◆ Task to complete
In the following material, identify every line holding the string "subreddit" and return it.

-- begin Data supplied --

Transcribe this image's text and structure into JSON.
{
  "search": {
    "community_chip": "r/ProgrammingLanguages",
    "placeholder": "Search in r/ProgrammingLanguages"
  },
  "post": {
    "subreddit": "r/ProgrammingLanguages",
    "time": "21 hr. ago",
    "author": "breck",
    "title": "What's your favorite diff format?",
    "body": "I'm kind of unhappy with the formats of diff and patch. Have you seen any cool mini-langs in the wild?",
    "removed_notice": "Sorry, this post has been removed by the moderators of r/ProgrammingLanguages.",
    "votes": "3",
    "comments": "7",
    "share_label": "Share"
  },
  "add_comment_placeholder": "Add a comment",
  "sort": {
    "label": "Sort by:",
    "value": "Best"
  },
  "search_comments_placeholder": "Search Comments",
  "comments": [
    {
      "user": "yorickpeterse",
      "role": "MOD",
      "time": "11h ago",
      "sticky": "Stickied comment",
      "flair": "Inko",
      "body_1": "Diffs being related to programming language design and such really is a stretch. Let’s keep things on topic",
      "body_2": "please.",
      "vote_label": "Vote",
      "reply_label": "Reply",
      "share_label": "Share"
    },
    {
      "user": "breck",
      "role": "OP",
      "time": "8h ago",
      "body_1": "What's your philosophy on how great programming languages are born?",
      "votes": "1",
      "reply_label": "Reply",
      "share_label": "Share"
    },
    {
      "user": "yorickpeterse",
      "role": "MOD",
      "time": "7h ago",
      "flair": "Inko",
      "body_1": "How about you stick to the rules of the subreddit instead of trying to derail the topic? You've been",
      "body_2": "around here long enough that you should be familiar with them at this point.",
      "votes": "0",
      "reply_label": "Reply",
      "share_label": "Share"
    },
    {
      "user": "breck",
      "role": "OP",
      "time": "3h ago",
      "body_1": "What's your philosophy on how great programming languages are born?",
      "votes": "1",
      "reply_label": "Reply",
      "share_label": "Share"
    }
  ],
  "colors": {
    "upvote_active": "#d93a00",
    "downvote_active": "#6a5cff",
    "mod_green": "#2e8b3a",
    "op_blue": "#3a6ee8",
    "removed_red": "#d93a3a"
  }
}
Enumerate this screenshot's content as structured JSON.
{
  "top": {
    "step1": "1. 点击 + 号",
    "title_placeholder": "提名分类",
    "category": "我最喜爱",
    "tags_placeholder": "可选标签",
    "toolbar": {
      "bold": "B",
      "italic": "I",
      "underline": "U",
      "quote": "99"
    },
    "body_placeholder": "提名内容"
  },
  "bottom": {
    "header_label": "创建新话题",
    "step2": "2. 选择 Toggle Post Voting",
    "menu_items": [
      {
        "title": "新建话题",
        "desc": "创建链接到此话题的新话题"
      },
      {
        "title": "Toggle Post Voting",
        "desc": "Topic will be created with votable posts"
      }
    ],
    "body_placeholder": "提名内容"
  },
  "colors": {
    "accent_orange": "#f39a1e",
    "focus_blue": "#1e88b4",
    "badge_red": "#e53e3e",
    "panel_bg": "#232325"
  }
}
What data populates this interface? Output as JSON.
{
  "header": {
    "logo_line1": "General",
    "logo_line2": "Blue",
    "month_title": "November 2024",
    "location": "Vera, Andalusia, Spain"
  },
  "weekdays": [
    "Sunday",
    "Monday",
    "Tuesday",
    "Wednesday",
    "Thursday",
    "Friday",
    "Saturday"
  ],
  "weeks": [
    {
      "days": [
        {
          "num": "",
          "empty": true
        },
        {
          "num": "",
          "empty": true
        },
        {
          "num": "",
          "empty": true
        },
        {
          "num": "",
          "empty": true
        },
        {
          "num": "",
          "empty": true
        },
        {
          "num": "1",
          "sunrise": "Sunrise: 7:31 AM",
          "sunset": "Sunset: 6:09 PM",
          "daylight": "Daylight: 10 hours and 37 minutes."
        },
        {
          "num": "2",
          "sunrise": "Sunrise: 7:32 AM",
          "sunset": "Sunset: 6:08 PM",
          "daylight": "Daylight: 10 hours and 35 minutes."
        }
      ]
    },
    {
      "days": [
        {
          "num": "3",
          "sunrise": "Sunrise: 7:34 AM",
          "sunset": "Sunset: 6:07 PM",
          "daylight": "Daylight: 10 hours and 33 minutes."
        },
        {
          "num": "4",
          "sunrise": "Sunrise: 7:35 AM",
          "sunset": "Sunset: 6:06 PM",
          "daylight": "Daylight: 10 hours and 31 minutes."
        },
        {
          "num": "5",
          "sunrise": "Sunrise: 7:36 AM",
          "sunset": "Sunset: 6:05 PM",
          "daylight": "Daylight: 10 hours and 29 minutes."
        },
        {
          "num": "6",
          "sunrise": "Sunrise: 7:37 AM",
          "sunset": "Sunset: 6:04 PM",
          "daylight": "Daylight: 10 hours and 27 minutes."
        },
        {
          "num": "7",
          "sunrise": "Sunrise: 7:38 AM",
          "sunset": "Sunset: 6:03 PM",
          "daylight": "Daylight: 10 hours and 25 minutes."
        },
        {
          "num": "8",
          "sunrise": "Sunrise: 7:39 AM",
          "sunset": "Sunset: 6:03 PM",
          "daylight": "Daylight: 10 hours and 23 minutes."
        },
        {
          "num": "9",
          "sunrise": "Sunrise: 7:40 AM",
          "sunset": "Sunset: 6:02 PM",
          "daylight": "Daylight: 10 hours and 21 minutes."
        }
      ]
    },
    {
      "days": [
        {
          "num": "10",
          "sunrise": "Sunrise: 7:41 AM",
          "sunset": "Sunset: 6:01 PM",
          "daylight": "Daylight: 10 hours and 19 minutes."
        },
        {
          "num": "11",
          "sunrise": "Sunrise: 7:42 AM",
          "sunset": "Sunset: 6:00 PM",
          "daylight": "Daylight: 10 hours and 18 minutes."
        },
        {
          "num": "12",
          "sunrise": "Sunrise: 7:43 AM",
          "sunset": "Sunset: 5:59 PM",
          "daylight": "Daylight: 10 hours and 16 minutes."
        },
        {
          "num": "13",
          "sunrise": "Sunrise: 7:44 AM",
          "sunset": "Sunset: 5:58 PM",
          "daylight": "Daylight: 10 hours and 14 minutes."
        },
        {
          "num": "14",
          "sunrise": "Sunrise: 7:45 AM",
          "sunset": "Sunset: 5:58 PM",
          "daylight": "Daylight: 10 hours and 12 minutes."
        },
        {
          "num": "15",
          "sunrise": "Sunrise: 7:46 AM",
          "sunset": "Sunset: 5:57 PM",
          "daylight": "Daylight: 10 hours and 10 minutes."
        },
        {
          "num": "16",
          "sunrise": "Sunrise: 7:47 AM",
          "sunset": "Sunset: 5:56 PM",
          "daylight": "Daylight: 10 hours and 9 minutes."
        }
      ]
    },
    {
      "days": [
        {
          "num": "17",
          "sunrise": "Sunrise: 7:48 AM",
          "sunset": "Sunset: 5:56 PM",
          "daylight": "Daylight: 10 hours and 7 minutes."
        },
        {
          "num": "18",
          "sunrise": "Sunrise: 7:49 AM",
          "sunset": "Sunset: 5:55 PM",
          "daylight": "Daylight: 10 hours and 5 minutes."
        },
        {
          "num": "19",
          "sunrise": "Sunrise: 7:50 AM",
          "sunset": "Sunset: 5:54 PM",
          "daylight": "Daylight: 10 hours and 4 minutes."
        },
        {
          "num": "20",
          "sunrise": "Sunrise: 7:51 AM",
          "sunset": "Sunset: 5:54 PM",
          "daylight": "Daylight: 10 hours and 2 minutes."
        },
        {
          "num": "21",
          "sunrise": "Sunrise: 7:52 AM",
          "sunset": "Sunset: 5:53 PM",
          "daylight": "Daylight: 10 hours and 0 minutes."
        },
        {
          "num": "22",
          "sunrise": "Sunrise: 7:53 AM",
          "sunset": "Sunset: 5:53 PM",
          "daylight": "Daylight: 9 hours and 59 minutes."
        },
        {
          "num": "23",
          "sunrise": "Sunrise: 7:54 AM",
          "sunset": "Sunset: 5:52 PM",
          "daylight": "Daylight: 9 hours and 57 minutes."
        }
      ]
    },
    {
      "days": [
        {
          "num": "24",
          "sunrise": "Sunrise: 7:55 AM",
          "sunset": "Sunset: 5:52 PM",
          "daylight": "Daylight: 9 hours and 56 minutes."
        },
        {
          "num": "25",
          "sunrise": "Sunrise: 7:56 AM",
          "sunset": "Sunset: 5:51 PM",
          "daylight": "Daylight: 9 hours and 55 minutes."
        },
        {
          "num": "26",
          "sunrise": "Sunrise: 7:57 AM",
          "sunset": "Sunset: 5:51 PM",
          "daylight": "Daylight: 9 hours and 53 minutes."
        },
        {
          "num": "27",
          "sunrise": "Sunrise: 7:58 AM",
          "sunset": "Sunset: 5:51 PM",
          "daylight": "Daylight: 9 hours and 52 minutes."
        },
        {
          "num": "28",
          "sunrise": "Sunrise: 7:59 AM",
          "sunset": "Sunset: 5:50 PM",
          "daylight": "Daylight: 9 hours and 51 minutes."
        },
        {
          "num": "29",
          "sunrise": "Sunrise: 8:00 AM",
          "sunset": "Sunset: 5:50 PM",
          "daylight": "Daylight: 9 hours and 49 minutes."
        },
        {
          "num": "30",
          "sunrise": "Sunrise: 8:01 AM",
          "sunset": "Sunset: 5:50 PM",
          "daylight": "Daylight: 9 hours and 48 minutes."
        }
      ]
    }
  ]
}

-- end Data supplied --

◆ Completed exercise
    "subreddit": "r/ProgrammingLanguages",
      "body_1": "How about you stick to the rules of the subreddit instead of trying to derail the topic? You've been",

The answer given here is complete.